| Instructions to follow |
Report, word for word, every line of the material that contains "structured".

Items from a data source
= = = = =

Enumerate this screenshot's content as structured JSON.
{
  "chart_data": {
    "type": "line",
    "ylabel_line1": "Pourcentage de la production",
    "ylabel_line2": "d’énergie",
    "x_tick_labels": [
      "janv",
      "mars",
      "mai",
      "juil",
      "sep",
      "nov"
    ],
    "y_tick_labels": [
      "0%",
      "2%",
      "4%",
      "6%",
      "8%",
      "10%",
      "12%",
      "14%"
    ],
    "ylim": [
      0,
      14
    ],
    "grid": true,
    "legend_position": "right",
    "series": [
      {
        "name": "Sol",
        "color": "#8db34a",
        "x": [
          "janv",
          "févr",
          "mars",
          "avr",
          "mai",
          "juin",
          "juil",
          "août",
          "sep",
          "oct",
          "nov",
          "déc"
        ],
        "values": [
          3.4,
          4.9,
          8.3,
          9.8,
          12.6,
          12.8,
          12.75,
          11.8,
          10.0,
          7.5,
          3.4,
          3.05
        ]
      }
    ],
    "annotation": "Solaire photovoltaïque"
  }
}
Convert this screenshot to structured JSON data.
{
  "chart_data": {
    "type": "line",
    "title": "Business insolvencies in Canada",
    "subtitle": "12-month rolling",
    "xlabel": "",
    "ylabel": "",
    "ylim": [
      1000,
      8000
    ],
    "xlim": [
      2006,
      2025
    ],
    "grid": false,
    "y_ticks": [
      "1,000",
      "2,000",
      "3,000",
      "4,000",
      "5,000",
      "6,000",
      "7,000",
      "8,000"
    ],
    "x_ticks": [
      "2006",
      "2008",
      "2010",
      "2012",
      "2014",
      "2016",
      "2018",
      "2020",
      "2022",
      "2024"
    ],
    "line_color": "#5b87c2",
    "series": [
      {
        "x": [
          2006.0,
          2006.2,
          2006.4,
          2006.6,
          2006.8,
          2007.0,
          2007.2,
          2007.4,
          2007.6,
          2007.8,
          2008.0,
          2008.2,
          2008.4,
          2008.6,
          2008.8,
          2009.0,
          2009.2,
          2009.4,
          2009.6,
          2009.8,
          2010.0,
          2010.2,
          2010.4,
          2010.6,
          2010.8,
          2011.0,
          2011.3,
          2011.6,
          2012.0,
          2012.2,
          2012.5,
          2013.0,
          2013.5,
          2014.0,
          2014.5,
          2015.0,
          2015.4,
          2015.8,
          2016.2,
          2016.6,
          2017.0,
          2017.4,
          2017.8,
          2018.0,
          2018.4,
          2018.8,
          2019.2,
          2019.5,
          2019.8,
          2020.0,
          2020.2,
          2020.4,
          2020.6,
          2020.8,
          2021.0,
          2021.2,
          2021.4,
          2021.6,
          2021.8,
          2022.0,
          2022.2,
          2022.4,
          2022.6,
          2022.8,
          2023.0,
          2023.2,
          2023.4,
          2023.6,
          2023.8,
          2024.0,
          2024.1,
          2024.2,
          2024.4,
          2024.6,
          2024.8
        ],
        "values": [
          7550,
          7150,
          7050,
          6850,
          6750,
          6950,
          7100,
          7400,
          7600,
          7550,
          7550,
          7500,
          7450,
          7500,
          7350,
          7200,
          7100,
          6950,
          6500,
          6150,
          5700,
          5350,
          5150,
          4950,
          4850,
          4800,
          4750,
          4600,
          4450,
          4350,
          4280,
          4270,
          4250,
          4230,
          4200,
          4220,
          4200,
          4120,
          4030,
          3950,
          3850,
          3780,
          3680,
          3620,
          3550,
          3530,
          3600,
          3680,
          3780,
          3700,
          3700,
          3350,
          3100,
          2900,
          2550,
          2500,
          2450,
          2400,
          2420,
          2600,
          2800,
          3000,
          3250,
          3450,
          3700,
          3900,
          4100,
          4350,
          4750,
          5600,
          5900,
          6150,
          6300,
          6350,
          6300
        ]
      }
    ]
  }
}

= = = = =

| Correct response |
Enumerate this screenshot's content as structured JSON.
Convert this screenshot to structured JSON data.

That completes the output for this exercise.